### Exercise instructions:
Gather every line of the entries that includes the word "this".

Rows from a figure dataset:
** Start **

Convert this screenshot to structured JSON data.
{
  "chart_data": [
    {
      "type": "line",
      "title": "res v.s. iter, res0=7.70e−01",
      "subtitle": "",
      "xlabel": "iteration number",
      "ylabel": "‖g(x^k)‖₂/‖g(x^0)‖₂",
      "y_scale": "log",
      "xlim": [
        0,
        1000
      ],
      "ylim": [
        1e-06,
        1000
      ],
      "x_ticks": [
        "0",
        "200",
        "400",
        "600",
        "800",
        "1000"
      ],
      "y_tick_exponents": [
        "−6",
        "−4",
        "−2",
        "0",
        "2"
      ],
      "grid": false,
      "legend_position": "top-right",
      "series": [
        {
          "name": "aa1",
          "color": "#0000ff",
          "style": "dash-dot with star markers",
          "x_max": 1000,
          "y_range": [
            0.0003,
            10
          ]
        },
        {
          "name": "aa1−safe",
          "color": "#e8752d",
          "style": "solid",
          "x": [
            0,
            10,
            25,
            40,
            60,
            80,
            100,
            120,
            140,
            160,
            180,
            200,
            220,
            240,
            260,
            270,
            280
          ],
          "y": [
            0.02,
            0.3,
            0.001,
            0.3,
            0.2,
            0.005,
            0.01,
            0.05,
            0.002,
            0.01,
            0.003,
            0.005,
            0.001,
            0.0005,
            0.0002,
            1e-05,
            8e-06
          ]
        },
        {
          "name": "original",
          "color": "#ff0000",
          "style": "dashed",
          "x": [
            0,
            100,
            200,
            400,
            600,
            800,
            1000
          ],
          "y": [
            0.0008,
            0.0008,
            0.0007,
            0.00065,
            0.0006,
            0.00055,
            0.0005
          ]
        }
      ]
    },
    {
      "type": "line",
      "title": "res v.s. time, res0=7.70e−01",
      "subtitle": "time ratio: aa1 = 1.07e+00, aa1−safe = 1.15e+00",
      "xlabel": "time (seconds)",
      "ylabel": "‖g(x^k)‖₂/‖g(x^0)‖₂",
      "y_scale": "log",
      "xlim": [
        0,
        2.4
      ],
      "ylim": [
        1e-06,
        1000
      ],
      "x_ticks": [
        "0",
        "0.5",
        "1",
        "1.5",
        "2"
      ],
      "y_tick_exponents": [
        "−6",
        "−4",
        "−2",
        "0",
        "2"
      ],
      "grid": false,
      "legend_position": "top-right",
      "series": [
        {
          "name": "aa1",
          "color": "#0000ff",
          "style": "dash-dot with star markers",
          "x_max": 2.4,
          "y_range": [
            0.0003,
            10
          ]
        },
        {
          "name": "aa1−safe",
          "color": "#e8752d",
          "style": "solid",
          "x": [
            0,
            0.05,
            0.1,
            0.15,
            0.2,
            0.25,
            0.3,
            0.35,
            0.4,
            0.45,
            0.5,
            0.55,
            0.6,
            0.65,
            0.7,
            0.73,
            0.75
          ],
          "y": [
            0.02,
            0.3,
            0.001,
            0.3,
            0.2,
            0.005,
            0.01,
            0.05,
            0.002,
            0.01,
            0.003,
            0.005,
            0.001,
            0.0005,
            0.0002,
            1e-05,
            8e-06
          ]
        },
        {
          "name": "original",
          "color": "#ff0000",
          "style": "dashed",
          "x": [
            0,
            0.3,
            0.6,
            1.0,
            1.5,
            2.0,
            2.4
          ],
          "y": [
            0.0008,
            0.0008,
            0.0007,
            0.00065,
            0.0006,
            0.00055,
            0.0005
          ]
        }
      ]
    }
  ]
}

** End **
** Start **

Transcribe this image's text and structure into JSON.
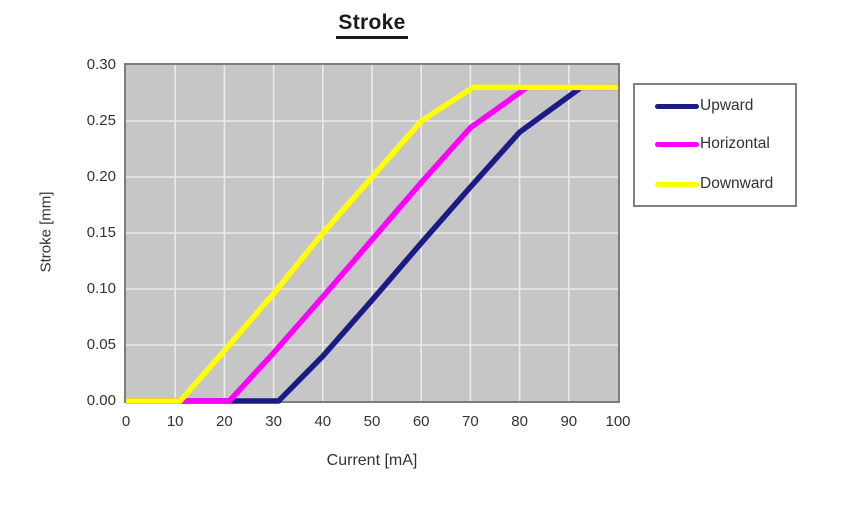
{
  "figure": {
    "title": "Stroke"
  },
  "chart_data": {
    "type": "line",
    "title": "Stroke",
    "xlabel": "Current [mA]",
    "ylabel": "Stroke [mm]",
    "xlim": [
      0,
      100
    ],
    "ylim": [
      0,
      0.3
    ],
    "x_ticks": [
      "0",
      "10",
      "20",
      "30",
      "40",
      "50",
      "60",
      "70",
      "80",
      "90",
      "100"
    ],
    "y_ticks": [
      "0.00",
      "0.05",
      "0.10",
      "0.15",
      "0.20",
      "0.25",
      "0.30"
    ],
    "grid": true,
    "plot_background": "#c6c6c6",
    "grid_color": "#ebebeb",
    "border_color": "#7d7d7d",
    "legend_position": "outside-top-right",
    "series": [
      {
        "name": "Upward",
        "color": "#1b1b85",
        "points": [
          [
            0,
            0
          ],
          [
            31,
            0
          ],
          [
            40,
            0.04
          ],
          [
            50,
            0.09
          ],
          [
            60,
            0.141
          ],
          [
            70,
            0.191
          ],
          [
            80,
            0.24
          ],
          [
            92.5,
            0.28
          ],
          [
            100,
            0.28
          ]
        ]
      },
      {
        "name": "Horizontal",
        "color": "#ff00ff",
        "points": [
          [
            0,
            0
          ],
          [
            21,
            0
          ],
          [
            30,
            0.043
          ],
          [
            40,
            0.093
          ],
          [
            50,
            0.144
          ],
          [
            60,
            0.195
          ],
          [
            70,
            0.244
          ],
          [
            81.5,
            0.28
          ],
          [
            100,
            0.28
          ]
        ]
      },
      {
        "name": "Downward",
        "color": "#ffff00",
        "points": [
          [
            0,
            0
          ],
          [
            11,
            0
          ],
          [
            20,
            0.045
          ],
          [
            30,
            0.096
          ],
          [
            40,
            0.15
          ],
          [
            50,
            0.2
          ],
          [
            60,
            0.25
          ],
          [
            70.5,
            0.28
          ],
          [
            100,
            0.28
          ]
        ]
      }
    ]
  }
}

** End **

### In response:
Convert this screenshot to structured JSON data.
Transcribe this image's text and structure into JSON.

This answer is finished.